КОРОТКАЯ ЗАДАЧА A
Ответьте по отрывку о пролетарских писателях:
(i) Каким словом в отрывке определен поэт Владимир Королев?
(ii) Какую чашу, по строкам Александра Смирнова, предлагают выпить «братья-рабочие»?
(iii) Символом чего один поэт назвал серп и молот?
КОРОТКАЯ ЗАДАЧА B
Извлеките из листинга без изменений строки, которые начинаются со строки, содержащей «staticText: 附近司机 xyxy=(19,620,71,636)», и заканчиваются строкой, содержащей «button[interactable]: 个人中心 xyxy=(180,584,270,640)». Обе эти строки включите.

ПРЕДЛОЖЕННЫЙ ОТРЫВОК
Как и до 1917 года, пролетарские писатели демонстрировали веру в ценность осознанного страдания. По крайней мере, воспоминания о пережитом страдании вызывали необходимый эмоциональный катарсис. Так, Алексей Маширов описывал, какое воздействие оказало на компанию рабочих появление незнакомой работницы: «бледная, как тень, / в улыбке гнев не может скрыться». Она заговорила о страданиях – «о возмущенье юных чувств, / и незаслуженной обиде, / о праве равного борца, / и вековых своих страданиях», и ее слова вызвали «слезы восторга и печали» [Самобытник 1918g: 7]. Еще более важно то, что для многих рабочих писателей страдания оставались нравственной приметой их классового опыта, признаком особой идентичности и особого достоинства, а также источником особого знания и воли к действию. В подобной системе ценностей вновь выдвигалась на первый план роль коллектива, так как личность может обрести полноту самореализации, лишь когда «посвящает в нечто сверхличное». Александр Смирнов, к примеру, полагал, что мудрость и историческая миссия рабочего класса напрямую определяются страданиями, которые пережиты «телом и душой»: «братья-рабочие, выпьем до дна / истины горькую чашу» [Смирнов 1918с: 57]. Точно так же ярославский поэт Владимир Королев рассматривал страдания (особенно страдания писателей-рабочих, чьи страдания глубже, чем страдания «остальных угнетаемых-трудящихся») как главный источник пролетарского творчества и величия: из «угнетения духа и рабского гнета нищеты» рождаются особое мировоззрение, воля, художественный талант рабочих. Иными словами, «величественен в страданиях своих творец-Пролета-рий» [Королев 1918: 3–4]. Литературные критики – марксисты предупреждали, что видеть в страданиях основу пролетарского мировоззрения не совсем правильно, хотя и признавали, что многие рабочие писатели так поступают. По словам раздраженного критика, один поэт зашел так далеко в этом опасном направлении, что назвал серп и молот не эмблемой гордого труда, а символом «миллионных пыток и страданий»[272]272
См.: Рабочий Пороховик // Пролетарская культура. 1921. № 20–21 (январь – июнь). С. 55.

ИСХОДНЫЕ ДАННЫЕ
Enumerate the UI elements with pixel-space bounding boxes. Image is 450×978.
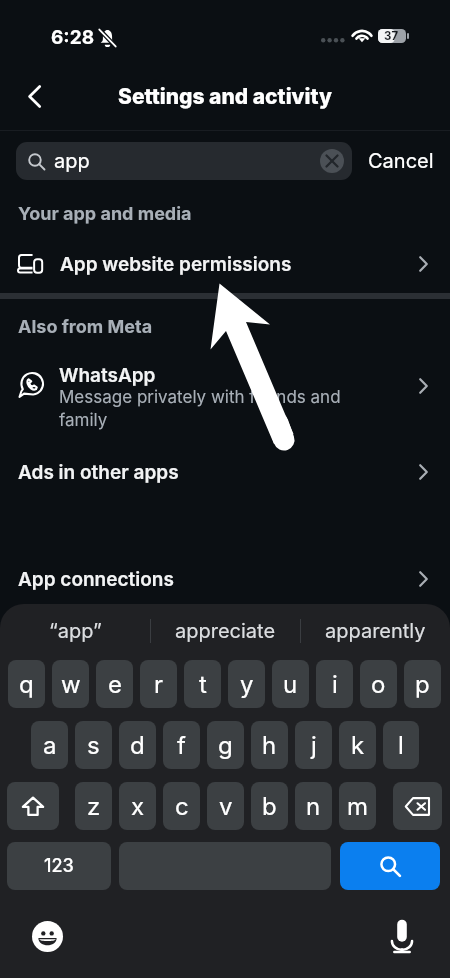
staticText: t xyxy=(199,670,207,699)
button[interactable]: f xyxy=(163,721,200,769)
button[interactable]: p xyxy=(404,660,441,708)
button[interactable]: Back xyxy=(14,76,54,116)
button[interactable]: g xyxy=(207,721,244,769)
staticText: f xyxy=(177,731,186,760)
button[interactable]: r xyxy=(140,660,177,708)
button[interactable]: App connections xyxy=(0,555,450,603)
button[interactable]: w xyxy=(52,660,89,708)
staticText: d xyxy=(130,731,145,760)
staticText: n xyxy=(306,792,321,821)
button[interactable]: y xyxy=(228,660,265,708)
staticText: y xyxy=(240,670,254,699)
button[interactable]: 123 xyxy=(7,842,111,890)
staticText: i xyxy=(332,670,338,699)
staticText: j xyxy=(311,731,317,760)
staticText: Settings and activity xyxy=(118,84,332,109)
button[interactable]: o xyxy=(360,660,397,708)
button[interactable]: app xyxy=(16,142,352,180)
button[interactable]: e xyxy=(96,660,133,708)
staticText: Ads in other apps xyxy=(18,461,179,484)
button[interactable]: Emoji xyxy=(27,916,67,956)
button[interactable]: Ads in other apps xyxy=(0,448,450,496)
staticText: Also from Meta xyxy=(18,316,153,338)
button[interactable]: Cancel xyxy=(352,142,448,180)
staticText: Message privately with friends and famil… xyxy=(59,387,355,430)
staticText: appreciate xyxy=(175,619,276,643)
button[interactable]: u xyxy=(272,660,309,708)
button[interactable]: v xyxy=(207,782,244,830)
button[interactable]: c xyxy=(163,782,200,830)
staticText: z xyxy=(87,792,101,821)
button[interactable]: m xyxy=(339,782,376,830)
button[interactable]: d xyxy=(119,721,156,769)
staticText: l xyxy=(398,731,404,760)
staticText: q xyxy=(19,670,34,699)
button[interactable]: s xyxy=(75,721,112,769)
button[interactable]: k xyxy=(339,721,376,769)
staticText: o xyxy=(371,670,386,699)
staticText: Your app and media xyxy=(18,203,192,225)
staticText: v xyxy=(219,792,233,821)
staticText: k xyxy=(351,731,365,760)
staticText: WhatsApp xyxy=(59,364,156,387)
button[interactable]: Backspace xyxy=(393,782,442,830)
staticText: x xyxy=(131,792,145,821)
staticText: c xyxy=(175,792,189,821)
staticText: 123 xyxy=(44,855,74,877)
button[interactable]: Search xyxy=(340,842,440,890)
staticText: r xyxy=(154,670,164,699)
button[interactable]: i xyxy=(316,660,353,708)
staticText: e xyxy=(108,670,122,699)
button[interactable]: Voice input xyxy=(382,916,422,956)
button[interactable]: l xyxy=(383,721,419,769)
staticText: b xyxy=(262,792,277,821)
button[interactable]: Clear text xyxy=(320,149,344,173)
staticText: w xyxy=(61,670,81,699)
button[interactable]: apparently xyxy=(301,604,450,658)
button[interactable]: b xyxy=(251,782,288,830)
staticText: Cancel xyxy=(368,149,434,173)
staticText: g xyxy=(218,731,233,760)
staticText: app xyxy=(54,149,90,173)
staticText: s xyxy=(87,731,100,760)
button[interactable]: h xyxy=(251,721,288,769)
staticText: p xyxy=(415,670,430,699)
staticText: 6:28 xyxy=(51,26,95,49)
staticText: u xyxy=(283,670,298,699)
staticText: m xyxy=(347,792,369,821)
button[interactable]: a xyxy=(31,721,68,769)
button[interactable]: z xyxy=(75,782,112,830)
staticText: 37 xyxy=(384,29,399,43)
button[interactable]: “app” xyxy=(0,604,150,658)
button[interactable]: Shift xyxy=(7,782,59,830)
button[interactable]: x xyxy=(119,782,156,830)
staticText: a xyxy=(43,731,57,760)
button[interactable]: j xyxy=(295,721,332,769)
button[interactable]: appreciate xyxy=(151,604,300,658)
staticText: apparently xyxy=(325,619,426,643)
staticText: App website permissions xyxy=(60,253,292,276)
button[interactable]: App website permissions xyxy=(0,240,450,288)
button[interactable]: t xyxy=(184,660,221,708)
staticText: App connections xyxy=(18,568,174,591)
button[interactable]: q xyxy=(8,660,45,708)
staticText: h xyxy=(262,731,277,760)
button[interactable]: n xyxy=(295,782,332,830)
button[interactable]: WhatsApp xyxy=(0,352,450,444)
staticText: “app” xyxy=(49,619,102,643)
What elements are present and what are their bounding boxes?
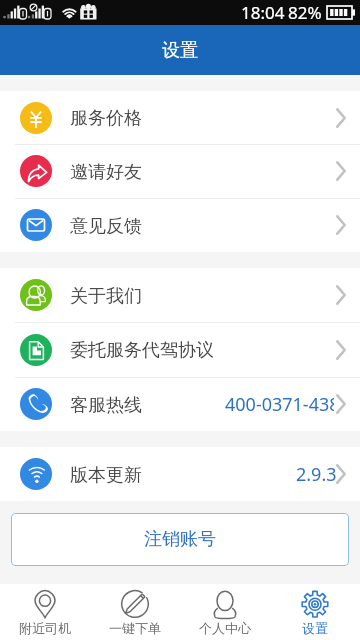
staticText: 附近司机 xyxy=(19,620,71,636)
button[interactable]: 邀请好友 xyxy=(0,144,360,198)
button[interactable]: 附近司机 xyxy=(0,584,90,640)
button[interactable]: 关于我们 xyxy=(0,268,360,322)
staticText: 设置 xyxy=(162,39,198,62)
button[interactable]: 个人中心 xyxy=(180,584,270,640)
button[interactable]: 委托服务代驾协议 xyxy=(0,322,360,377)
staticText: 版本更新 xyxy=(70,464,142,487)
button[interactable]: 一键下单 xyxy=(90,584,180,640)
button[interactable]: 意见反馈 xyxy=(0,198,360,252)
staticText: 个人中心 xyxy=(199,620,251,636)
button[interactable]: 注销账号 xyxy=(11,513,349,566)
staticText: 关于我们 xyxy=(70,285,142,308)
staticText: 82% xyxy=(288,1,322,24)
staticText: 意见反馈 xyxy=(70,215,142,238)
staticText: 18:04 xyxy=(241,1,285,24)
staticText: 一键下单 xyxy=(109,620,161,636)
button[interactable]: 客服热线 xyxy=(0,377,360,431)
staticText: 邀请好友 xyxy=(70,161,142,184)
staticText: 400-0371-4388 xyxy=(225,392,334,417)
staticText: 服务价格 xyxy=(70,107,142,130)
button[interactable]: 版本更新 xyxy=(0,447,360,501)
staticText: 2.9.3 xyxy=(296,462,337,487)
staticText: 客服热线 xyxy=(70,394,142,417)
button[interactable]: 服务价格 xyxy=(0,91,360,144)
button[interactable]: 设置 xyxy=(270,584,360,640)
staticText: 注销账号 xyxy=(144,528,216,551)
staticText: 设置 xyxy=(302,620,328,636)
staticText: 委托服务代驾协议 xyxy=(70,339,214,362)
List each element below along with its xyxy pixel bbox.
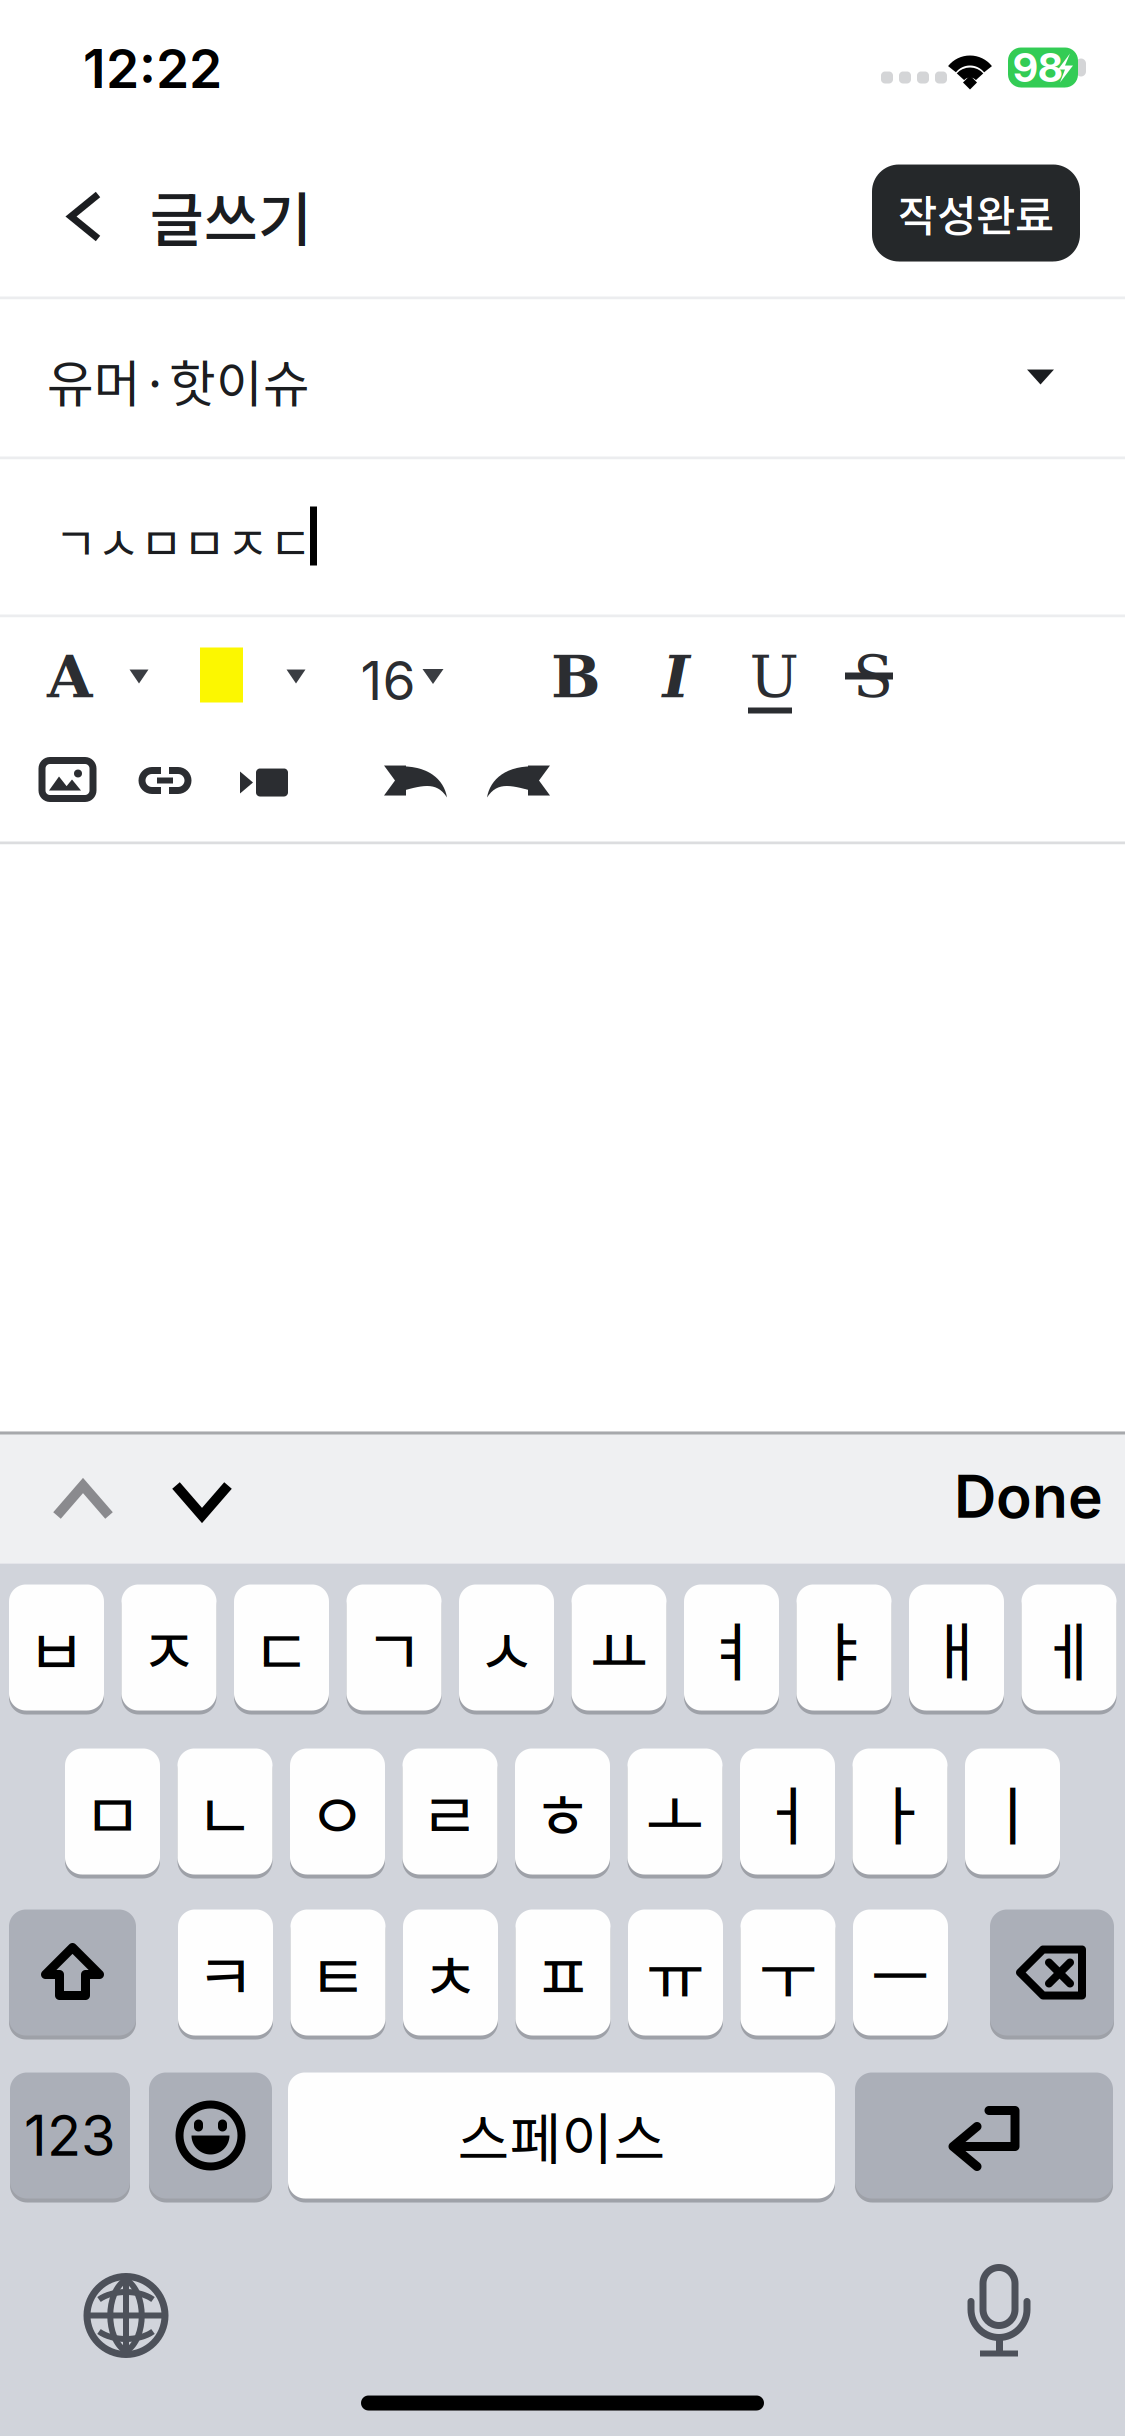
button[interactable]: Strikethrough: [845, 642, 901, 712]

РЕШЕНИЕ УПРАЖНЕНИЯ A
(i) «ярославский»
(ii) «истины горькую чашу»
(iii) «миллионных пыток и страданий»

РЕШЕНИЕ УПРАЖНЕНИЯ B
staticText: 附近司机 xyxy=(19,620,71,636)
button[interactable]: 邀请好友 xyxy=(0,144,360,198)
button[interactable]: 附近司机 xyxy=(0,584,90,640)
button[interactable]: 关于我们 xyxy=(0,268,360,322)
staticText: 设置 xyxy=(162,39,198,62)
button[interactable]: 个人中心 xyxy=(180,584,270,640)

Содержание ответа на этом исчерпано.